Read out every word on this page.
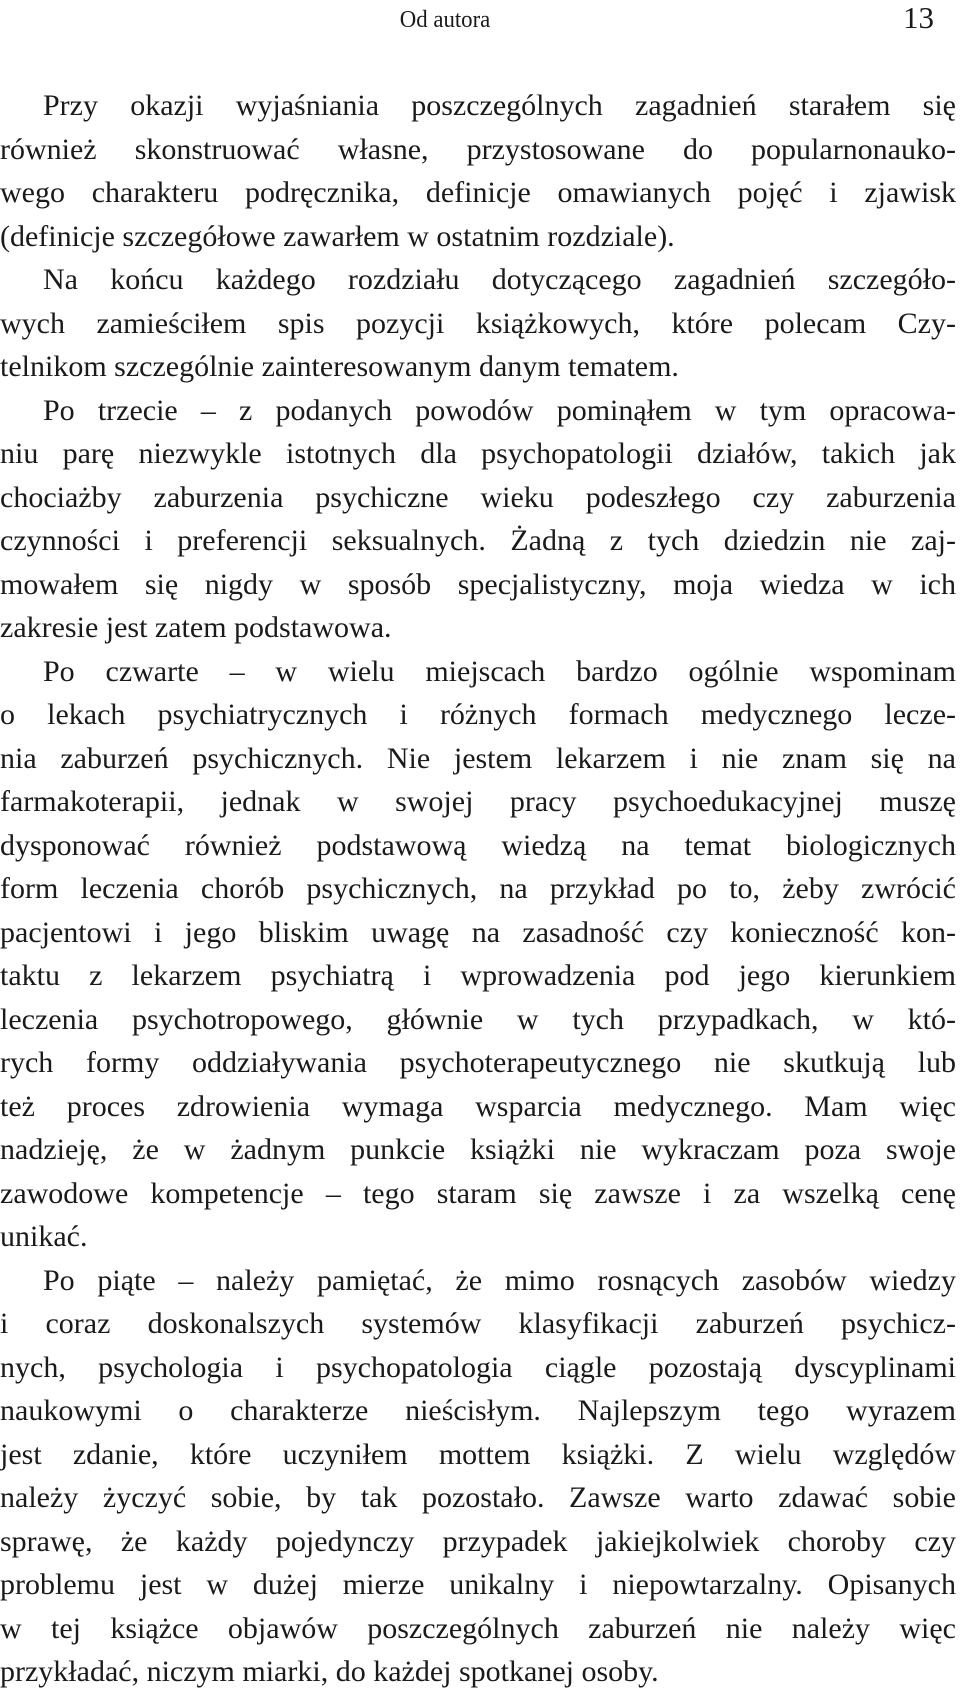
Od autora	13
Przy okazji wyjaśniania poszczególnych zagadnień starałem się
również skonstruować własne, przystosowane do popularnonauko-
wego charakteru podręcznika, definicje omawianych pojęć i zjawisk
(definicje szczegółowe zawarłem w ostatnim rozdziale).
Na końcu każdego rozdziału dotyczącego zagadnień szczegóło-
wych zamieściłem spis pozycji książkowych, które polecam Czy-
telnikom szczególnie zainteresowanym danym tematem.
Po trzecie – z podanych powodów pominąłem w tym opracowa-
niu parę niezwykle istotnych dla psychopatologii działów, takich jak
chociażby zaburzenia psychiczne wieku podeszłego czy zaburzenia
czynności i preferencji seksualnych. Żadną z tych dziedzin nie zaj-
mowałem się nigdy w sposób specjalistyczny, moja wiedza w ich
zakresie jest zatem podstawowa.
Po czwarte – w wielu miejscach bardzo ogólnie wspominam
o lekach psychiatrycznych i różnych formach medycznego lecze-
nia zaburzeń psychicznych. Nie jestem lekarzem i nie znam się na
farmakoterapii, jednak w swojej pracy psychoedukacyjnej muszę
dysponować również podstawową wiedzą na temat biologicznych
form leczenia chorób psychicznych, na przykład po to, żeby zwrócić
pacjentowi i jego bliskim uwagę na zasadność czy konieczność kon-
taktu z lekarzem psychiatrą i wprowadzenia pod jego kierunkiem
leczenia psychotropowego, głównie w tych przypadkach, w któ-
rych formy oddziaływania psychoterapeutycznego nie skutkują lub
też proces zdrowienia wymaga wsparcia medycznego. Mam więc
nadzieję, że w żadnym punkcie książki nie wykraczam poza swoje
zawodowe kompetencje – tego staram się zawsze i za wszelką cenę
unikać.
Po piąte – należy pamiętać, że mimo rosnących zasobów wiedzy
i coraz doskonalszych systemów klasyfikacji zaburzeń psychicz-
nych, psychologia i psychopatologia ciągle pozostają dyscyplinami
naukowymi o charakterze nieścisłym. Najlepszym tego wyrazem
jest zdanie, które uczyniłem mottem książki. Z wielu względów
należy życzyć sobie, by tak pozostało. Zawsze warto zdawać sobie
sprawę, że każdy pojedynczy przypadek jakiejkolwiek choroby czy
problemu jest w dużej mierze unikalny i niepowtarzalny. Opisanych
w tej książce objawów poszczególnych zaburzeń nie należy więc
przykładać, niczym miarki, do każdej spotkanej osoby.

=-=-=-=-=

WRITTEN EXERCISE
Of the lines above, how many hold the string "również"? Answer with only the number.

OUTPUT FOR THIS TASK
2